**Requirements:** Pictures are not part of the copy; repeat everything else in the records exactly.
:: Task input
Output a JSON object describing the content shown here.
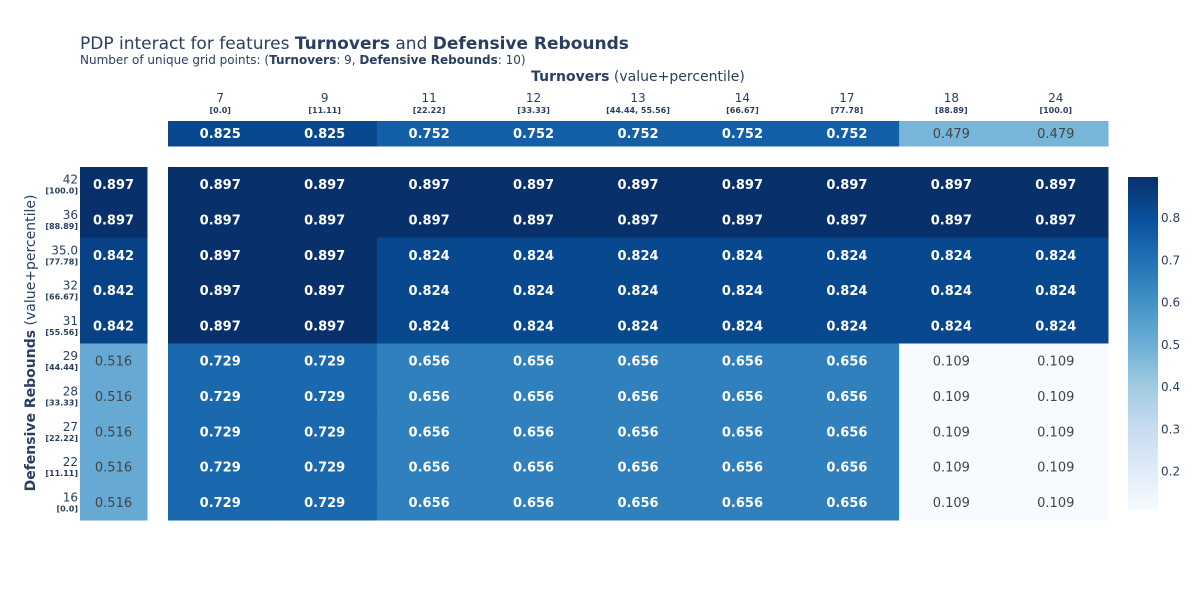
{
  "title": {
    "prefix": "PDP interact for features ",
    "feature_x": "Turnovers",
    "connector": " and ",
    "feature_y": "Defensive Rebounds"
  },
  "subtitle": {
    "prefix": "Number of unique grid points: (",
    "feature_x": "Turnovers",
    "x_count_text": ": 9, ",
    "feature_y": "Defensive Rebounds",
    "y_count_text": ": 10)"
  },
  "chart_data": {
    "type": "heatmap",
    "xlabel_bold": "Turnovers",
    "xlabel_suffix": " (value+percentile)",
    "ylabel_bold": "Defensive Rebounds",
    "ylabel_suffix": " (value+percentile)",
    "x_ticks": [
      "7",
      "9",
      "11",
      "12",
      "13",
      "14",
      "17",
      "18",
      "24"
    ],
    "x_percentiles": [
      "[0.0]",
      "[11.11]",
      "[22.22]",
      "[33.33]",
      "[44.44, 55.56]",
      "[66.67]",
      "[77.78]",
      "[88.89]",
      "[100.0]"
    ],
    "y_ticks": [
      "42",
      "36",
      "35.0",
      "32",
      "31",
      "29",
      "28",
      "27",
      "22",
      "16"
    ],
    "y_percentiles": [
      "[100.0]",
      "[88.89]",
      "[77.78]",
      "[66.67]",
      "[55.56]",
      "[44.44]",
      "[33.33]",
      "[22.22]",
      "[11.11]",
      "[0.0]"
    ],
    "top_marginal": [
      0.825,
      0.825,
      0.752,
      0.752,
      0.752,
      0.752,
      0.752,
      0.479,
      0.479
    ],
    "left_marginal": [
      0.897,
      0.897,
      0.842,
      0.842,
      0.842,
      0.516,
      0.516,
      0.516,
      0.516,
      0.516
    ],
    "matrix": [
      [
        0.897,
        0.897,
        0.897,
        0.897,
        0.897,
        0.897,
        0.897,
        0.897,
        0.897
      ],
      [
        0.897,
        0.897,
        0.897,
        0.897,
        0.897,
        0.897,
        0.897,
        0.897,
        0.897
      ],
      [
        0.897,
        0.897,
        0.824,
        0.824,
        0.824,
        0.824,
        0.824,
        0.824,
        0.824
      ],
      [
        0.897,
        0.897,
        0.824,
        0.824,
        0.824,
        0.824,
        0.824,
        0.824,
        0.824
      ],
      [
        0.897,
        0.897,
        0.824,
        0.824,
        0.824,
        0.824,
        0.824,
        0.824,
        0.824
      ],
      [
        0.729,
        0.729,
        0.656,
        0.656,
        0.656,
        0.656,
        0.656,
        0.109,
        0.109
      ],
      [
        0.729,
        0.729,
        0.656,
        0.656,
        0.656,
        0.656,
        0.656,
        0.109,
        0.109
      ],
      [
        0.729,
        0.729,
        0.656,
        0.656,
        0.656,
        0.656,
        0.656,
        0.109,
        0.109
      ],
      [
        0.729,
        0.729,
        0.656,
        0.656,
        0.656,
        0.656,
        0.656,
        0.109,
        0.109
      ],
      [
        0.729,
        0.729,
        0.656,
        0.656,
        0.656,
        0.656,
        0.656,
        0.109,
        0.109
      ]
    ],
    "colorscale": "Blues",
    "colorbar_ticks": [
      "0.2",
      "0.3",
      "0.4",
      "0.5",
      "0.6",
      "0.7",
      "0.8"
    ],
    "colorbar_range": [
      0.109,
      0.897
    ],
    "colors": {
      "text": "#2a3f5f",
      "scale_stops": [
        "#f7fbff",
        "#deebf7",
        "#c6dbef",
        "#9ecae1",
        "#6baed6",
        "#4292c6",
        "#2171b5",
        "#08519c",
        "#08306b"
      ]
    }
  }
}
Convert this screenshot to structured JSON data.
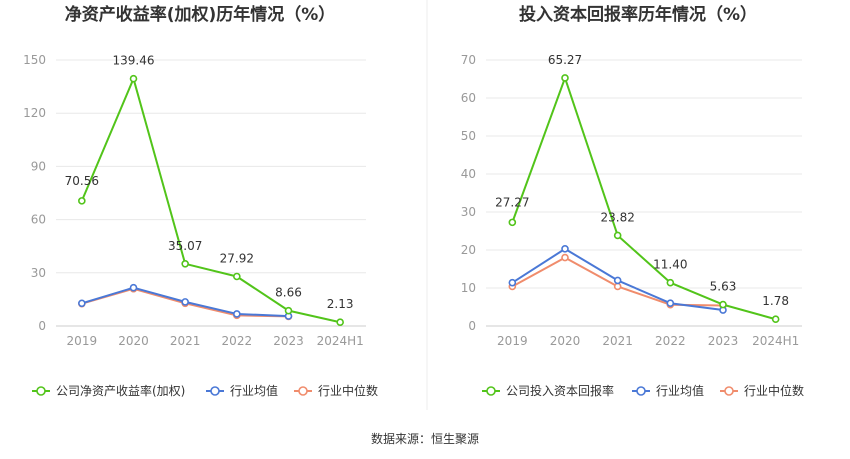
{
  "source": "数据来源：恒生聚源",
  "chart_data": [
    {
      "type": "line",
      "title": "净资产收益率(加权)历年情况（%）",
      "categories": [
        "2019",
        "2020",
        "2021",
        "2022",
        "2023",
        "2024H1"
      ],
      "ylim": [
        0,
        150
      ],
      "yticks": [
        0,
        30,
        60,
        90,
        120,
        150
      ],
      "grid": true,
      "legend_position": "bottom",
      "series": [
        {
          "name": "公司净资产收益率(加权)",
          "color": "#52c41a",
          "values": [
            70.56,
            139.46,
            35.07,
            27.92,
            8.66,
            2.13
          ],
          "labels": [
            "70.56",
            "139.46",
            "35.07",
            "27.92",
            "8.66",
            "2.13"
          ]
        },
        {
          "name": "行业均值",
          "color": "#4a78d6",
          "values": [
            12.8,
            21.6,
            13.6,
            6.8,
            5.6,
            null
          ]
        },
        {
          "name": "行业中位数",
          "color": "#f08c6c",
          "values": [
            12.6,
            21.0,
            12.8,
            6.0,
            5.4,
            null
          ]
        }
      ]
    },
    {
      "type": "line",
      "title": "投入资本回报率历年情况（%）",
      "categories": [
        "2019",
        "2020",
        "2021",
        "2022",
        "2023",
        "2024H1"
      ],
      "ylim": [
        0,
        70
      ],
      "yticks": [
        0,
        10,
        20,
        30,
        40,
        50,
        60,
        70
      ],
      "grid": true,
      "legend_position": "bottom",
      "series": [
        {
          "name": "公司投入资本回报率",
          "color": "#52c41a",
          "values": [
            27.27,
            65.27,
            23.82,
            11.4,
            5.63,
            1.78
          ],
          "labels": [
            "27.27",
            "65.27",
            "23.82",
            "11.40",
            "5.63",
            "1.78"
          ]
        },
        {
          "name": "行业均值",
          "color": "#4a78d6",
          "values": [
            11.4,
            20.3,
            12.0,
            6.0,
            4.2,
            null
          ]
        },
        {
          "name": "行业中位数",
          "color": "#f08c6c",
          "values": [
            10.4,
            18.0,
            10.4,
            5.6,
            5.4,
            null
          ]
        }
      ]
    }
  ]
}
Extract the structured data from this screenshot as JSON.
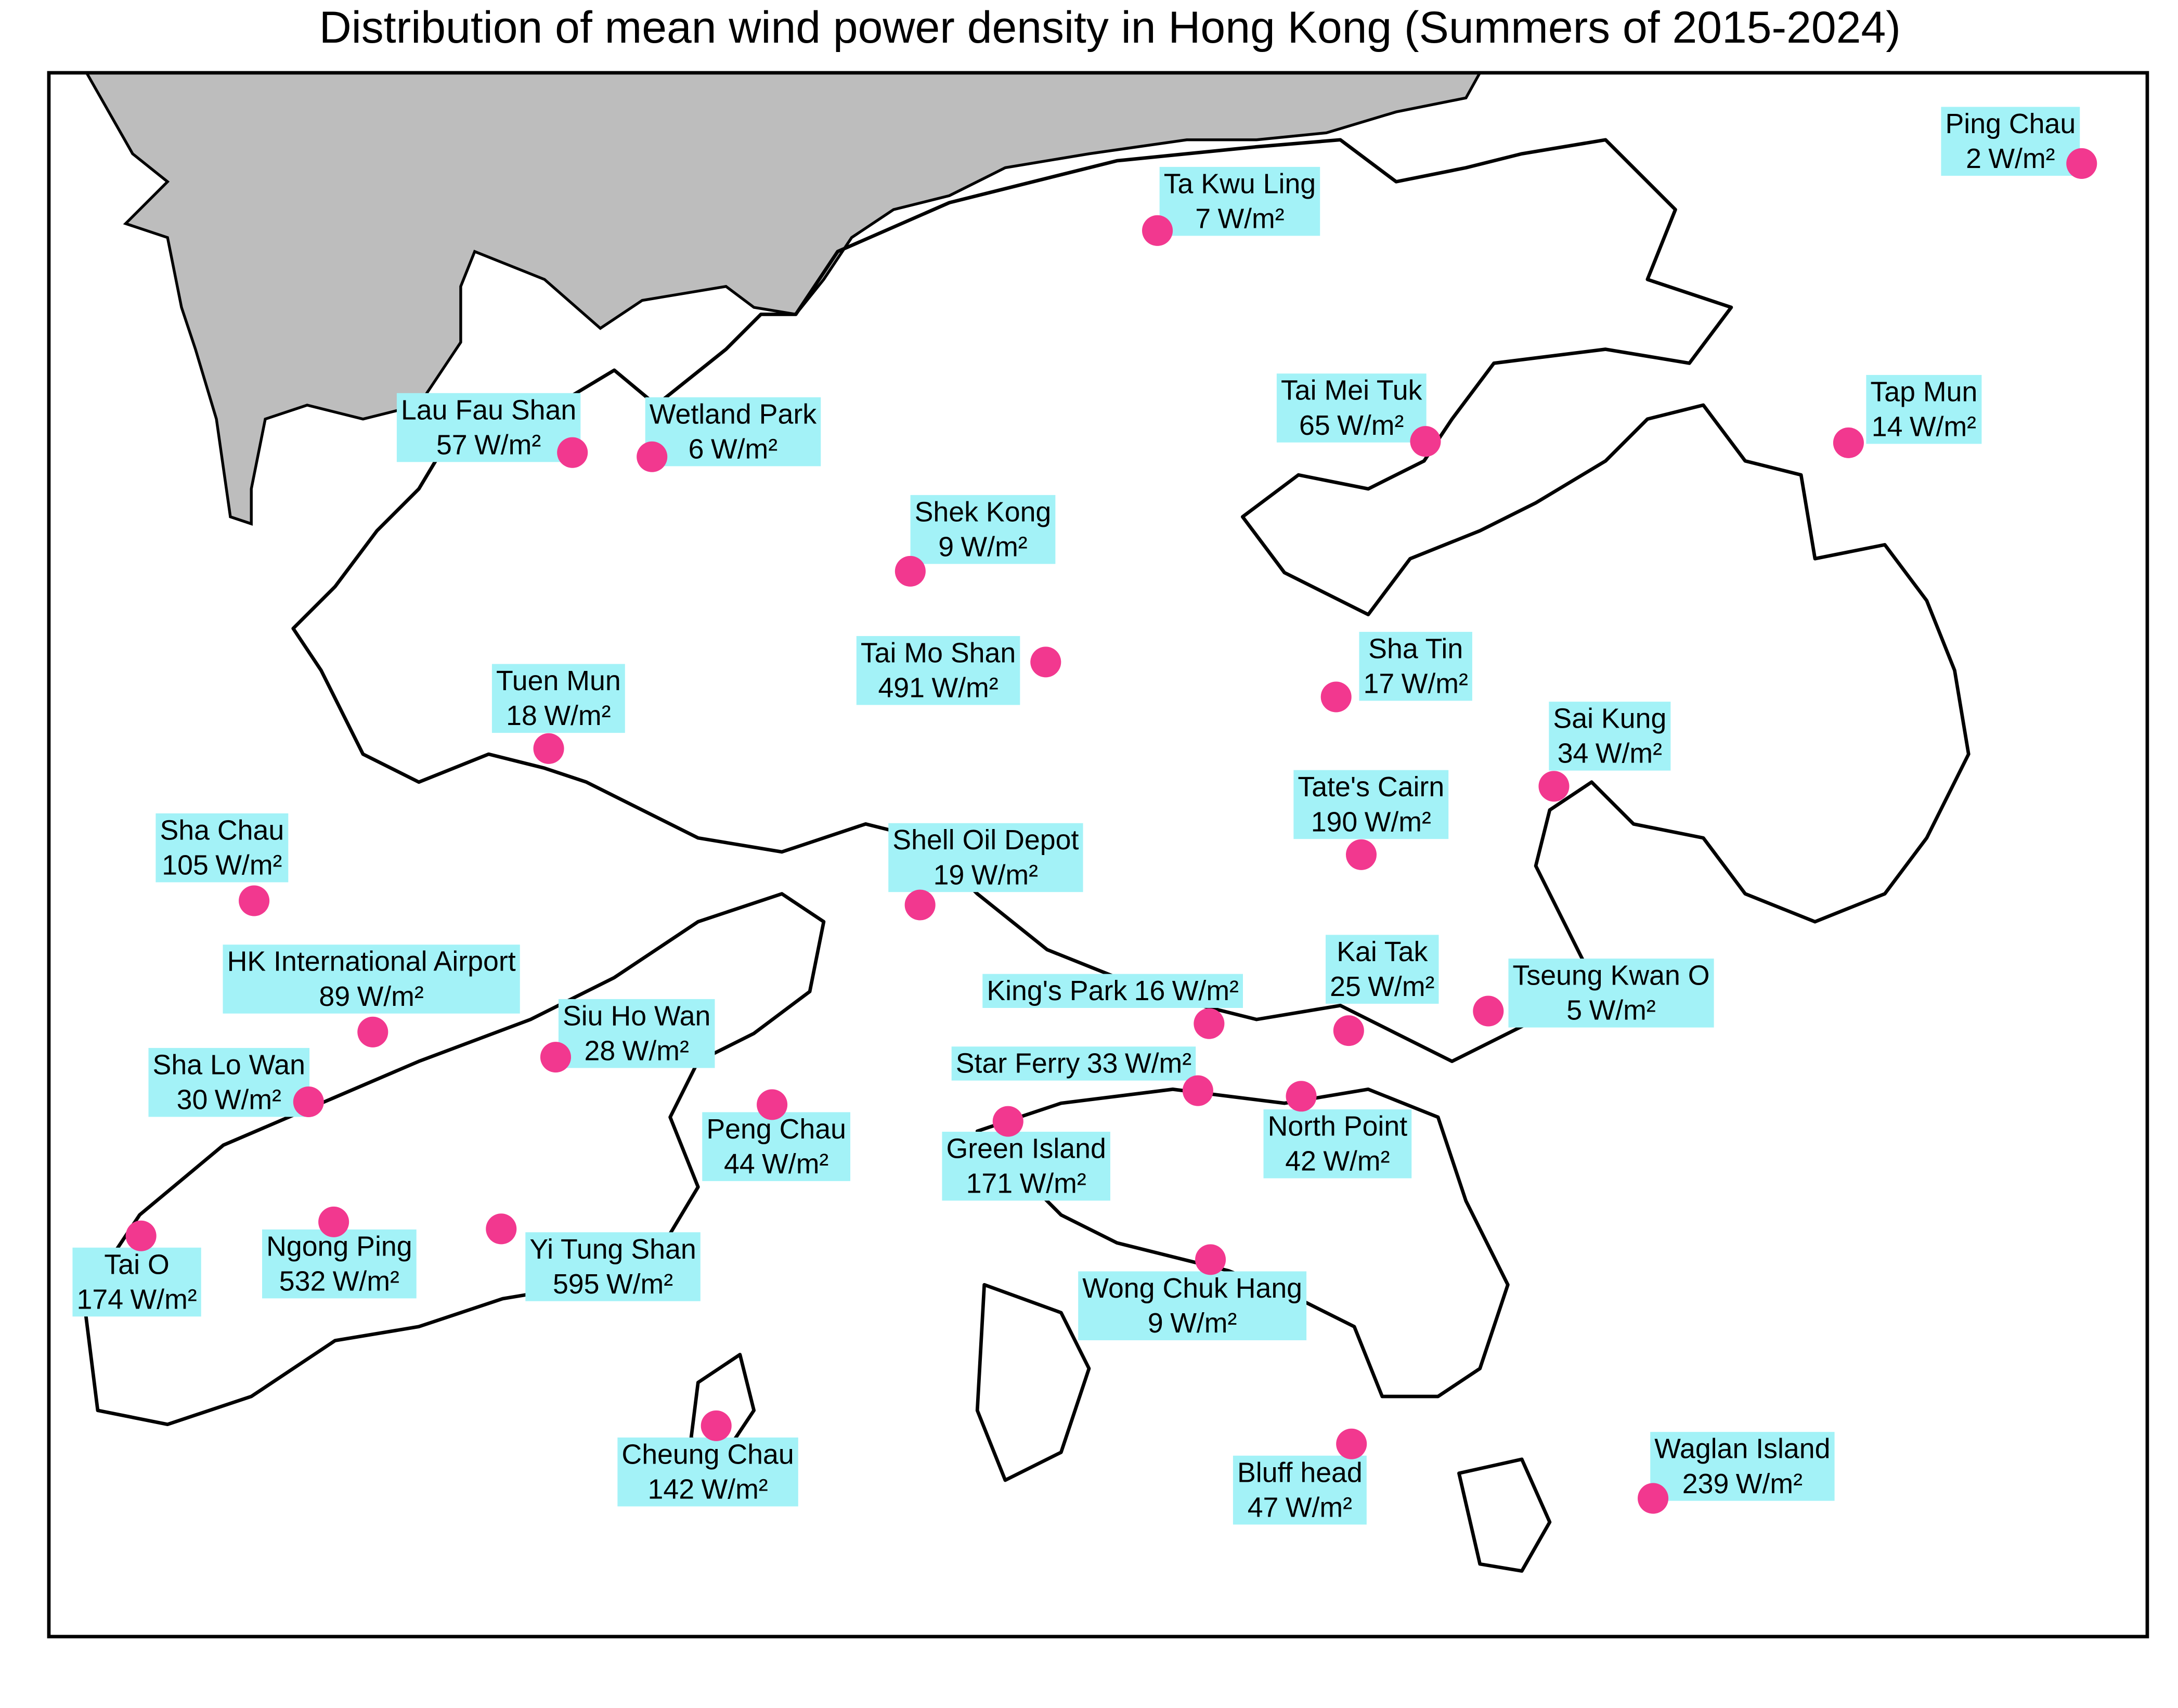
::::
**Output for this exercise:**
Output a JSON object describing the content shown here.
{
  "title": {
    "prefix": "PDP interact for features ",
    "feature_x": "Turnovers",
    "connector": " and ",
    "feature_y": "Defensive Rebounds"
  },
  "subtitle": {
    "prefix": "Number of unique grid points: (",
    "feature_x": "Turnovers",
    "x_count_text": ": 9, ",
    "feature_y": "Defensive Rebounds",
    "y_count_text": ": 10)"
  },
  "chart_data": {
    "type": "heatmap",
    "xlabel_bold": "Turnovers",
    "xlabel_suffix": " (value+percentile)",
    "ylabel_bold": "Defensive Rebounds",
    "ylabel_suffix": " (value+percentile)",
    "x_ticks": [
      "7",
      "9",
      "11",
      "12",
      "13",
      "14",
      "17",
      "18",
      "24"
    ],
    "x_percentiles": [
      "[0.0]",
      "[11.11]",
      "[22.22]",
      "[33.33]",
      "[44.44, 55.56]",
      "[66.67]",
      "[77.78]",
      "[88.89]",
      "[100.0]"
    ],
    "y_ticks": [
      "42",
      "36",
      "35.0",
      "32",
      "31",
      "29",
      "28",
      "27",
      "22",
      "16"
    ],
    "y_percentiles": [
      "[100.0]",
      "[88.89]",
      "[77.78]",
      "[66.67]",
      "[55.56]",
      "[44.44]",
      "[33.33]",
      "[22.22]",
      "[11.11]",
      "[0.0]"
    ],
    "top_marginal": [
      0.825,
      0.825,
      0.752,
      0.752,
      0.752,
      0.752,
      0.752,
      0.479,
      0.479
    ],
    "left_marginal": [
      0.897,
      0.897,
      0.842,
      0.842,
      0.842,
      0.516,
      0.516,
      0.516,
      0.516,
      0.516
    ],
    "matrix": [
      [
        0.897,
        0.897,
        0.897,
        0.897,
        0.897,
        0.897,
        0.897,
        0.897,
        0.897
      ],
      [
        0.897,
        0.897,
        0.897,
        0.897,
        0.897,
        0.897,
        0.897,
        0.897,
        0.897
      ],
      [
        0.897,
        0.897,
        0.824,
        0.824,
        0.824,
        0.824,
        0.824,
        0.824,
        0.824
      ],
      [
        0.897,
        0.897,
        0.824,
        0.824,
        0.824,
        0.824,
        0.824,
        0.824,
        0.824
      ],
      [
        0.897,
        0.897,
        0.824,
        0.824,
        0.824,
        0.824,
        0.824,
        0.824,
        0.824
      ],
      [
        0.729,
        0.729,
        0.656,
        0.656,
        0.656,
        0.656,
        0.656,
        0.109,
        0.109
      ],
      [
        0.729,
        0.729,
        0.656,
        0.656,
        0.656,
        0.656,
        0.656,
        0.109,
        0.109
      ],
      [
        0.729,
        0.729,
        0.656,
        0.656,
        0.656,
        0.656,
        0.656,
        0.109,
        0.109
      ],
      [
        0.729,
        0.729,
        0.656,
        0.656,
        0.656,
        0.656,
        0.656,
        0.109,
        0.109
      ],
      [
        0.729,
        0.729,
        0.656,
        0.656,
        0.656,
        0.656,
        0.656,
        0.109,
        0.109
      ]
    ],
    "colorscale": "Blues",
    "colorbar_ticks": [
      "0.2",
      "0.3",
      "0.4",
      "0.5",
      "0.6",
      "0.7",
      "0.8"
    ],
    "colorbar_range": [
      0.109,
      0.897
    ],
    "colors": {
      "text": "#2a3f5f",
      "scale_stops": [
        "#f7fbff",
        "#deebf7",
        "#c6dbef",
        "#9ecae1",
        "#6baed6",
        "#4292c6",
        "#2171b5",
        "#08519c",
        "#08306b"
      ]
    }
  }
}
Convert this screenshot to structured JSON data.
{
  "source": "数据来源：恒生聚源",
  "chart_data": [
    {
      "type": "line",
      "title": "净资产收益率(加权)历年情况（%）",
      "categories": [
        "2019",
        "2020",
        "2021",
        "2022",
        "2023",
        "2024H1"
      ],
      "ylim": [
        0,
        150
      ],
      "yticks": [
        0,
        30,
        60,
        90,
        120,
        150
      ],
      "grid": true,
      "legend_position": "bottom",
      "series": [
        {
          "name": "公司净资产收益率(加权)",
          "color": "#52c41a",
          "values": [
            70.56,
            139.46,
            35.07,
            27.92,
            8.66,
            2.13
          ],
          "labels": [
            "70.56",
            "139.46",
            "35.07",
            "27.92",
            "8.66",
            "2.13"
          ]
        },
        {
          "name": "行业均值",
          "color": "#4a78d6",
          "values": [
            12.8,
            21.6,
            13.6,
            6.8,
            5.6,
            null
          ]
        },
        {
          "name": "行业中位数",
          "color": "#f08c6c",
          "values": [
            12.6,
            21.0,
            12.8,
            6.0,
            5.4,
            null
          ]
        }
      ]
    },
    {
      "type": "line",
      "title": "投入资本回报率历年情况（%）",
      "categories": [
        "2019",
        "2020",
        "2021",
        "2022",
        "2023",
        "2024H1"
      ],
      "ylim": [
        0,
        70
      ],
      "yticks": [
        0,
        10,
        20,
        30,
        40,
        50,
        60,
        70
      ],
      "grid": true,
      "legend_position": "bottom",
      "series": [
        {
          "name": "公司投入资本回报率",
          "color": "#52c41a",
          "values": [
            27.27,
            65.27,
            23.82,
            11.4,
            5.63,
            1.78
          ],
          "labels": [
            "27.27",
            "65.27",
            "23.82",
            "11.40",
            "5.63",
            "1.78"
          ]
        },
        {
          "name": "行业均值",
          "color": "#4a78d6",
          "values": [
            11.4,
            20.3,
            12.0,
            6.0,
            4.2,
            null
          ]
        },
        {
          "name": "行业中位数",
          "color": "#f08c6c",
          "values": [
            10.4,
            18.0,
            10.4,
            5.6,
            5.4,
            null
          ]
        }
      ]
    }
  ]
}
Extract the structured data from this screenshot as JSON.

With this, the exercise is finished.